→ Directions:
All of the records below must be output exactly, with no pictures carried over.

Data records
========
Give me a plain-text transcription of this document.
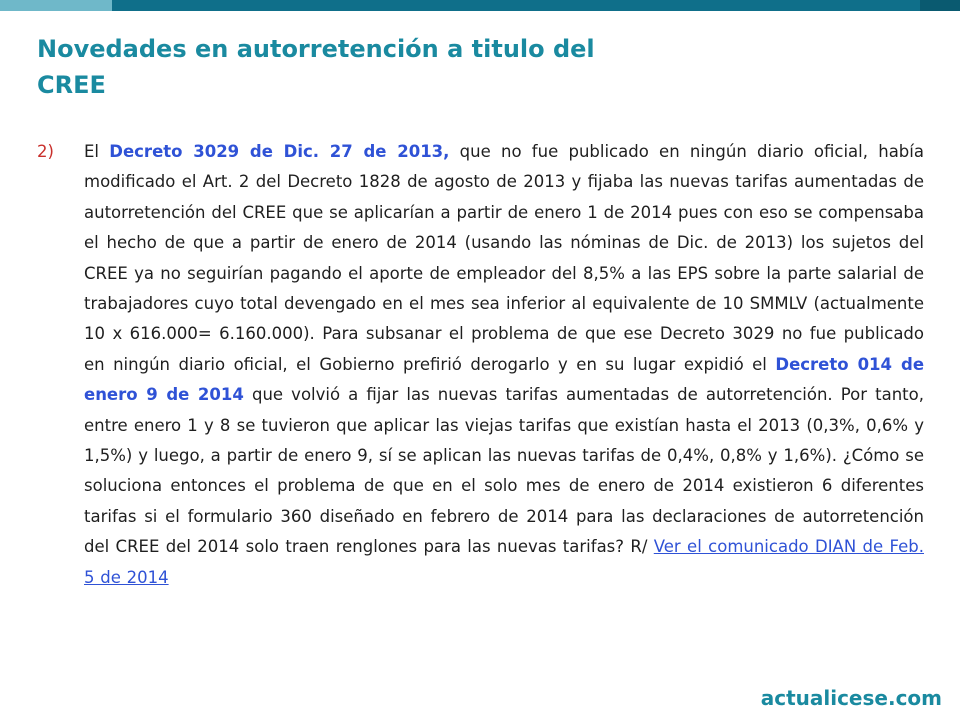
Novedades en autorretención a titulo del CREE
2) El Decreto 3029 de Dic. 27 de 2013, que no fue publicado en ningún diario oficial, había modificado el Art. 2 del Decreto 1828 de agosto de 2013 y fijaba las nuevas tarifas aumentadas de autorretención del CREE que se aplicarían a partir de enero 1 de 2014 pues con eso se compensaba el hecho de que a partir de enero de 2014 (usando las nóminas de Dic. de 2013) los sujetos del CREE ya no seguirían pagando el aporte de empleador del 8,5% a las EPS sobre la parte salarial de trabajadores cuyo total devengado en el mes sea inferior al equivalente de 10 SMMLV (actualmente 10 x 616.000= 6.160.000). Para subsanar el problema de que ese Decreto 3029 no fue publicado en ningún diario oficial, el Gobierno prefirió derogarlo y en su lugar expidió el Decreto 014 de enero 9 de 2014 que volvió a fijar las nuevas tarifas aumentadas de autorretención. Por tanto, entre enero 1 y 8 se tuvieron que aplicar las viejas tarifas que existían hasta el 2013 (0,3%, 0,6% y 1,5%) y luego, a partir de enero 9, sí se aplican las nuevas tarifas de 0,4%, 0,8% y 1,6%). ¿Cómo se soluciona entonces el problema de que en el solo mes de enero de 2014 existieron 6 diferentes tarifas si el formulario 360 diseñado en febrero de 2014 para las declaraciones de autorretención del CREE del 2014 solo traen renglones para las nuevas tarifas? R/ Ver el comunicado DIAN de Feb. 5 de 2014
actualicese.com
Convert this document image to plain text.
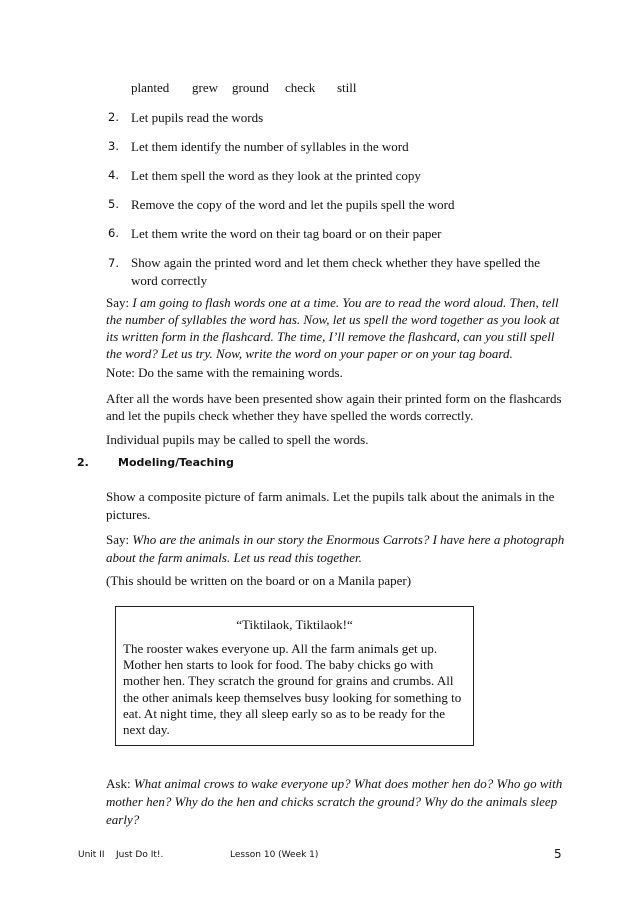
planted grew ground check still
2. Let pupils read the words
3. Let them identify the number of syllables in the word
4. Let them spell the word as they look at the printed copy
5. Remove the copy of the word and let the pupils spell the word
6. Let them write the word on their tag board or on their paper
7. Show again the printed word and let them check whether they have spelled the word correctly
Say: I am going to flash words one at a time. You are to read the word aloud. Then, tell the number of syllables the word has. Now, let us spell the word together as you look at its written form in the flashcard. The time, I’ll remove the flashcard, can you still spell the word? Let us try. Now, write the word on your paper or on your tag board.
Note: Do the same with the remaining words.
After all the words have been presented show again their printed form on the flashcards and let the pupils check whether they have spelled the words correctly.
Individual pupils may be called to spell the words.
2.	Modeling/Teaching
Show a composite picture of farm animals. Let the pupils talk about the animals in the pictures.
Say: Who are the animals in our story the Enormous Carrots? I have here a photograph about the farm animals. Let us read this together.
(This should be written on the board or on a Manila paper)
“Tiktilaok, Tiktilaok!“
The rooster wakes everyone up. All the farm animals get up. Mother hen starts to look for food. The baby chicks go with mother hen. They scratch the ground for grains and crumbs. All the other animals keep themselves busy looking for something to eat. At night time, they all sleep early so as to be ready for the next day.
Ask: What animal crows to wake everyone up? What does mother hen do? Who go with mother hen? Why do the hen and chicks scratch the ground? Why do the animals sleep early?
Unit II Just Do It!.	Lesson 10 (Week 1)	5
========
→ Task result:
Give me a plain-text transcription of this document.
Novedades en autorretención a titulo del CREE
2) El Decreto 3029 de Dic. 27 de 2013, que no fue publicado en ningún diario oficial, había modificado el Art. 2 del Decreto 1828 de agosto de 2013 y fijaba las nuevas tarifas aumentadas de autorretención del CREE que se aplicarían a partir de enero 1 de 2014 pues con eso se compensaba el hecho de que a partir de enero de 2014 (usando las nóminas de Dic. de 2013) los sujetos del CREE ya no seguirían pagando el aporte de empleador del 8,5% a las EPS sobre la parte salarial de trabajadores cuyo total devengado en el mes sea inferior al equivalente de 10 SMMLV (actualmente 10 x 616.000= 6.160.000). Para subsanar el problema de que ese Decreto 3029 no fue publicado en ningún diario oficial, el Gobierno prefirió derogarlo y en su lugar expidió el Decreto 014 de enero 9 de 2014 que volvió a fijar las nuevas tarifas aumentadas de autorretención. Por tanto, entre enero 1 y 8 se tuvieron que aplicar las viejas tarifas que existían hasta el 2013 (0,3%, 0,6% y 1,5%) y luego, a partir de enero 9, sí se aplican las nuevas tarifas de 0,4%, 0,8% y 1,6%). ¿Cómo se soluciona entonces el problema de que en el solo mes de enero de 2014 existieron 6 diferentes tarifas si el formulario 360 diseñado en febrero de 2014 para las declaraciones de autorretención del CREE del 2014 solo traen renglones para las nuevas tarifas? R/ Ver el comunicado DIAN de Feb. 5 de 2014
actualicese.com
Convert this document image to plain text.
planted grew ground check still
2. Let pupils read the words
3. Let them identify the number of syllables in the word
4. Let them spell the word as they look at the printed copy
5. Remove the copy of the word and let the pupils spell the word
6. Let them write the word on their tag board or on their paper
7. Show again the printed word and let them check whether they have spelled the word correctly
Say: I am going to flash words one at a time. You are to read the word aloud. Then, tell the number of syllables the word has. Now, let us spell the word together as you look at its written form in the flashcard. The time, I’ll remove the flashcard, can you still spell the word? Let us try. Now, write the word on your paper or on your tag board.
Note: Do the same with the remaining words.
After all the words have been presented show again their printed form on the flashcards and let the pupils check whether they have spelled the words correctly.
Individual pupils may be called to spell the words.
2.	Modeling/Teaching
Show a composite picture of farm animals. Let the pupils talk about the animals in the pictures.
Say: Who are the animals in our story the Enormous Carrots? I have here a photograph about the farm animals. Let us read this together.
(This should be written on the board or on a Manila paper)
“Tiktilaok, Tiktilaok!“
The rooster wakes everyone up. All the farm animals get up. Mother hen starts to look for food. The baby chicks go with mother hen. They scratch the ground for grains and crumbs. All the other animals keep themselves busy looking for something to eat. At night time, they all sleep early so as to be ready for the next day.
Ask: What animal crows to wake everyone up? What does mother hen do? Who go with mother hen? Why do the hen and chicks scratch the ground? Why do the animals sleep early?
Unit II Just Do It!.	Lesson 10 (Week 1)	5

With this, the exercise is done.